(Stored data)
==============================
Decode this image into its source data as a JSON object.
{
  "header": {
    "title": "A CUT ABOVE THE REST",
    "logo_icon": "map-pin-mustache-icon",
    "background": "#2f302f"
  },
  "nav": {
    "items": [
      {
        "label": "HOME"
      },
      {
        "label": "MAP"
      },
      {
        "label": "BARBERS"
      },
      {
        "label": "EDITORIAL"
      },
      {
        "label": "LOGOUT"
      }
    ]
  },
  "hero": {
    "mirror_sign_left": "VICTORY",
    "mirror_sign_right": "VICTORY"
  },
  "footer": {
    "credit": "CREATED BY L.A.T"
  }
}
==============================
#### [WHAT IS NEEDED]
Return the entries above exactly as they appear.

#### [SOLUTION TO THIS PROBLEM]
Decode this image into its source data as a JSON object.
{
  "header": {
    "title": "A CUT ABOVE THE REST",
    "logo_icon": "map-pin-mustache-icon",
    "background": "#2f302f"
  },
  "nav": {
    "items": [
      {
        "label": "HOME"
      },
      {
        "label": "MAP"
      },
      {
        "label": "BARBERS"
      },
      {
        "label": "EDITORIAL"
      },
      {
        "label": "LOGOUT"
      }
    ]
  },
  "hero": {
    "mirror_sign_left": "VICTORY",
    "mirror_sign_right": "VICTORY"
  },
  "footer": {
    "credit": "CREATED BY L.A.T"
  }
}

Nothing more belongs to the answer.